- [Exercise objective]:
Reproduce the whole listing below line for line, with every character unchanged, but leave out the pictures.
-- start --
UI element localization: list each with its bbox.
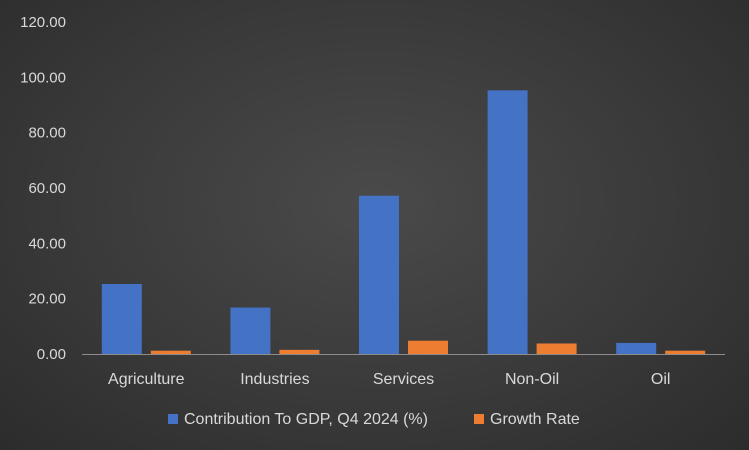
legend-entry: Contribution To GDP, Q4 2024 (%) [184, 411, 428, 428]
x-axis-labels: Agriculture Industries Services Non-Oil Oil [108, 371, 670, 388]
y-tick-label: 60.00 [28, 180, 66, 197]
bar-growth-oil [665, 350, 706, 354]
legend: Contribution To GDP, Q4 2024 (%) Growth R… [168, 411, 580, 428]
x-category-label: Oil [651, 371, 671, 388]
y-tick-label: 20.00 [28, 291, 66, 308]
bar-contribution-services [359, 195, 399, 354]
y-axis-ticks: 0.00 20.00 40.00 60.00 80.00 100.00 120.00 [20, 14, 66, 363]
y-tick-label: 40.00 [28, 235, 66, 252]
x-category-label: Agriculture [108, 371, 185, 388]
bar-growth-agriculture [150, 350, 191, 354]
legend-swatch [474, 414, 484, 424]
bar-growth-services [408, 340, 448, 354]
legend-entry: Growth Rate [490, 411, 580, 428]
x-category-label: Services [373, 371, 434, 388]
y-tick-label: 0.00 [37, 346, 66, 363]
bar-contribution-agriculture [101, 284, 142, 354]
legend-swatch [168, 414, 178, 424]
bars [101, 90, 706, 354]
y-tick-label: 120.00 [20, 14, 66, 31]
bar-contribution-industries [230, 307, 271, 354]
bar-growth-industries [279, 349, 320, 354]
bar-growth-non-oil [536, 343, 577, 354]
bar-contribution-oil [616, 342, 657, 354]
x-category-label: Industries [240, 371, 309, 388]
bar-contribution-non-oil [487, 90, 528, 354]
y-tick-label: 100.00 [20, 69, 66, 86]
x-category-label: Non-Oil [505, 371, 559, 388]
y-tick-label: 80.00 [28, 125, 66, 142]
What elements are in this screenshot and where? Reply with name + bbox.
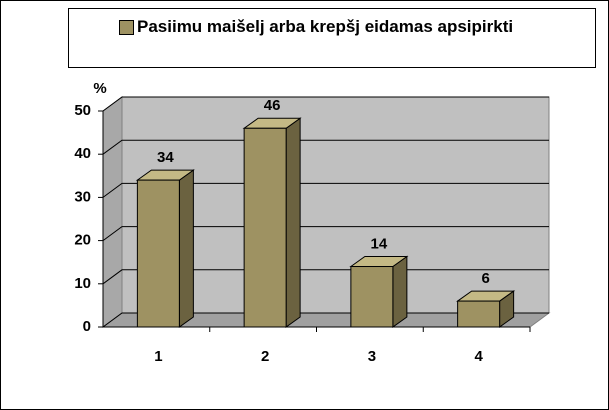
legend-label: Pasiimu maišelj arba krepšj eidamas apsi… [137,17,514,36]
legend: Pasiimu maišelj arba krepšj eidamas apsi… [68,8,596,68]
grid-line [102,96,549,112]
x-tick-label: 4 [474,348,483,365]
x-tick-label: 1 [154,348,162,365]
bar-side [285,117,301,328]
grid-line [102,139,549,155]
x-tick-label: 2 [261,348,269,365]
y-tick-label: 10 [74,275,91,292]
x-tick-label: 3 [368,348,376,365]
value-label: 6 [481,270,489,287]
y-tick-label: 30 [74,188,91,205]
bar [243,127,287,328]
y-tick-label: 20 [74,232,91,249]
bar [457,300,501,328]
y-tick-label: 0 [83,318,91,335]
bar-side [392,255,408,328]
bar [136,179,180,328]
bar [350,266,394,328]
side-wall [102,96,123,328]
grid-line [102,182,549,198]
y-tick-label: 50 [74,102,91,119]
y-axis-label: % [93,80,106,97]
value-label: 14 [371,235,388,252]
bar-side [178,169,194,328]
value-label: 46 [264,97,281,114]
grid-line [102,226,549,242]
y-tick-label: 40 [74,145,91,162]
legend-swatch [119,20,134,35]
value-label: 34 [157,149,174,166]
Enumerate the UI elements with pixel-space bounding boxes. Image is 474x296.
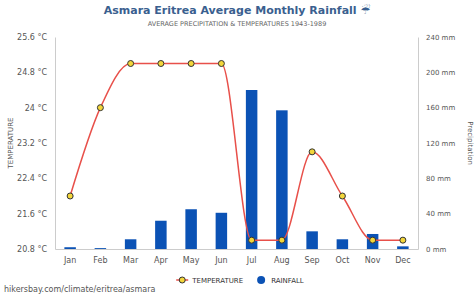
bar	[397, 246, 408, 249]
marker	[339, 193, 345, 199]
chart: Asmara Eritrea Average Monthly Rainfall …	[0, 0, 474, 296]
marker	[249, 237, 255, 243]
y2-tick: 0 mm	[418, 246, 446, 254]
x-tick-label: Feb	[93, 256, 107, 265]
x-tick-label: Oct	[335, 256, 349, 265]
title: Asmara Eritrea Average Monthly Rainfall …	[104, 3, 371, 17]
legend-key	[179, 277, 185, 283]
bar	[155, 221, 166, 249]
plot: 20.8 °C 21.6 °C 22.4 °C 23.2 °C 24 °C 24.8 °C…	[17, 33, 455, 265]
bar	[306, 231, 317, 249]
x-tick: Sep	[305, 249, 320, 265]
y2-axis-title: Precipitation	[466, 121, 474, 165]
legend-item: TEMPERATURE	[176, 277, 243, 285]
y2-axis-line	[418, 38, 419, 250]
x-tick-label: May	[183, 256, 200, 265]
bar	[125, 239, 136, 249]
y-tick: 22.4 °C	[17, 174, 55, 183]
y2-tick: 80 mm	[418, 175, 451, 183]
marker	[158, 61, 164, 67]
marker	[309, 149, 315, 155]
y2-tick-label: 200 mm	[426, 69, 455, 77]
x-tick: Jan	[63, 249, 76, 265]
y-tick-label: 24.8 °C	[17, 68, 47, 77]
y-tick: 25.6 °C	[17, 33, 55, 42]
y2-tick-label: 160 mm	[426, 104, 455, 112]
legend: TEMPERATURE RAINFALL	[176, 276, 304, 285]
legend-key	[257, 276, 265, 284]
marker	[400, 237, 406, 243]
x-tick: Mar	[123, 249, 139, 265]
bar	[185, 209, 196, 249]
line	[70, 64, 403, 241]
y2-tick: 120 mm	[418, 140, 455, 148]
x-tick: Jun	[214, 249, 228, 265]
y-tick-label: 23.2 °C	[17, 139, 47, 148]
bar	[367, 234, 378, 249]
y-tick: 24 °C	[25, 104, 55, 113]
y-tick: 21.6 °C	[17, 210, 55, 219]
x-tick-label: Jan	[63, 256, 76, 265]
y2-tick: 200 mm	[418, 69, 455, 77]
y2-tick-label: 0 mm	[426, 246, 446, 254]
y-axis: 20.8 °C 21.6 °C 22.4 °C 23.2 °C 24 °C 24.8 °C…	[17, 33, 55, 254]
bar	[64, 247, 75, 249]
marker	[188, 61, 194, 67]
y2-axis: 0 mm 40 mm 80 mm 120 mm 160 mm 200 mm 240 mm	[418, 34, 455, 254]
-- end --
- [Result of the task]:
UI element localization: list each with its bbox.
legend-entry: Contribution To GDP, Q4 2024 (%) [184, 411, 428, 428]
x-axis-labels: Agriculture Industries Services Non-Oil Oil [108, 371, 670, 388]
y-tick-label: 60.00 [28, 180, 66, 197]
bar-growth-oil [665, 350, 706, 354]
legend: Contribution To GDP, Q4 2024 (%) Growth R… [168, 411, 580, 428]
x-category-label: Oil [651, 371, 671, 388]
y-tick-label: 20.00 [28, 291, 66, 308]
bar-contribution-services [359, 195, 399, 354]
y-axis-ticks: 0.00 20.00 40.00 60.00 80.00 100.00 120.00 [20, 14, 66, 363]
y-tick-label: 40.00 [28, 235, 66, 252]
x-category-label: Agriculture [108, 371, 185, 388]
bar-growth-agriculture [150, 350, 191, 354]
legend-swatch [474, 414, 484, 424]
bar-growth-services [408, 340, 448, 354]
legend-entry: Growth Rate [490, 411, 580, 428]
x-category-label: Services [373, 371, 434, 388]
y-tick-label: 0.00 [37, 346, 66, 363]
bar-contribution-agriculture [101, 284, 142, 354]
legend-swatch [168, 414, 178, 424]
bars [101, 90, 706, 354]
y-tick-label: 120.00 [20, 14, 66, 31]
bar-contribution-industries [230, 307, 271, 354]
bar-growth-industries [279, 349, 320, 354]
bar-growth-non-oil [536, 343, 577, 354]
bar-contribution-oil [616, 342, 657, 354]
x-category-label: Industries [240, 371, 309, 388]
bar-contribution-non-oil [487, 90, 528, 354]
y-tick-label: 100.00 [20, 69, 66, 86]
x-category-label: Non-Oil [505, 371, 559, 388]
y-tick-label: 80.00 [28, 125, 66, 142]
What elements are in this screenshot and where? Reply with name + bbox.
legend-label: Pasiimu maišelj arba krepšj eidamas apsi… [137,17,514,36]
legend: Pasiimu maišelj arba krepšj eidamas apsi… [68,8,596,68]
grid-line [102,96,549,112]
x-tick-label: 4 [474,348,483,365]
x-tick-label: 1 [154,348,162,365]
bar-side [285,117,301,328]
grid-line [102,139,549,155]
x-tick-label: 2 [261,348,269,365]
y-tick-label: 10 [74,275,91,292]
x-tick-label: 3 [368,348,376,365]
value-label: 6 [481,270,489,287]
y-tick-label: 30 [74,188,91,205]
bar [243,127,287,328]
y-tick-label: 20 [74,232,91,249]
bar [457,300,501,328]
y-tick-label: 0 [83,318,91,335]
bar-side [392,255,408,328]
bar [136,179,180,328]
bar [350,266,394,328]
side-wall [102,96,123,328]
grid-line [102,182,549,198]
y-tick-label: 50 [74,102,91,119]
y-axis-label: % [93,80,106,97]
value-label: 14 [371,235,388,252]
bar-side [178,169,194,328]
value-label: 46 [264,97,281,114]
grid-line [102,226,549,242]
y-tick-label: 40 [74,145,91,162]
legend-swatch [119,20,134,35]
value-label: 34 [157,149,174,166]
Enumerate the UI elements with pixel-space bounding boxes. Image is 474x296.
bar	[397, 246, 408, 249]
marker	[339, 193, 345, 199]
chart: Asmara Eritrea Average Monthly Rainfall …	[0, 0, 474, 296]
marker	[249, 237, 255, 243]
y2-tick: 0 mm	[418, 246, 446, 254]
x-tick-label: Feb	[93, 256, 107, 265]
x-tick-label: Oct	[335, 256, 349, 265]
title: Asmara Eritrea Average Monthly Rainfall …	[104, 3, 371, 17]
legend-key	[179, 277, 185, 283]
bar	[155, 221, 166, 249]
plot: 20.8 °C 21.6 °C 22.4 °C 23.2 °C 24 °C 24.8 °C…	[17, 33, 455, 265]
bar	[306, 231, 317, 249]
x-tick: Sep	[305, 249, 320, 265]
y2-axis-title: Precipitation	[466, 121, 474, 165]
legend-item: TEMPERATURE	[176, 277, 243, 285]
y2-axis-line	[418, 38, 419, 250]
x-tick-label: May	[183, 256, 200, 265]
bar	[125, 239, 136, 249]
y-tick: 22.4 °C	[17, 174, 55, 183]
y2-tick: 80 mm	[418, 175, 451, 183]
marker	[158, 61, 164, 67]
marker	[309, 149, 315, 155]
y2-tick-label: 200 mm	[426, 69, 455, 77]
x-tick: Jan	[63, 249, 76, 265]
y-tick-label: 24.8 °C	[17, 68, 47, 77]
y-tick: 25.6 °C	[17, 33, 55, 42]
y2-tick-label: 160 mm	[426, 104, 455, 112]
legend: TEMPERATURE RAINFALL	[176, 276, 304, 285]
legend-key	[257, 276, 265, 284]
marker	[400, 237, 406, 243]
x-tick: Mar	[123, 249, 139, 265]
bar	[185, 209, 196, 249]
line	[70, 64, 403, 241]
y2-tick: 120 mm	[418, 140, 455, 148]
x-tick: Jun	[214, 249, 228, 265]
y-tick-label: 23.2 °C	[17, 139, 47, 148]
bar	[367, 234, 378, 249]
y-tick: 24 °C	[25, 104, 55, 113]
y-tick: 21.6 °C	[17, 210, 55, 219]
x-tick-label: Jan	[63, 256, 76, 265]
y2-tick: 200 mm	[418, 69, 455, 77]
y2-tick-label: 0 mm	[426, 246, 446, 254]
y-axis: 20.8 °C 21.6 °C 22.4 °C 23.2 °C 24 °C 24.8 °C…	[17, 33, 55, 254]
bar	[64, 247, 75, 249]
marker	[188, 61, 194, 67]
y2-axis: 0 mm 40 mm 80 mm 120 mm 160 mm 200 mm 240 mm	[418, 34, 455, 254]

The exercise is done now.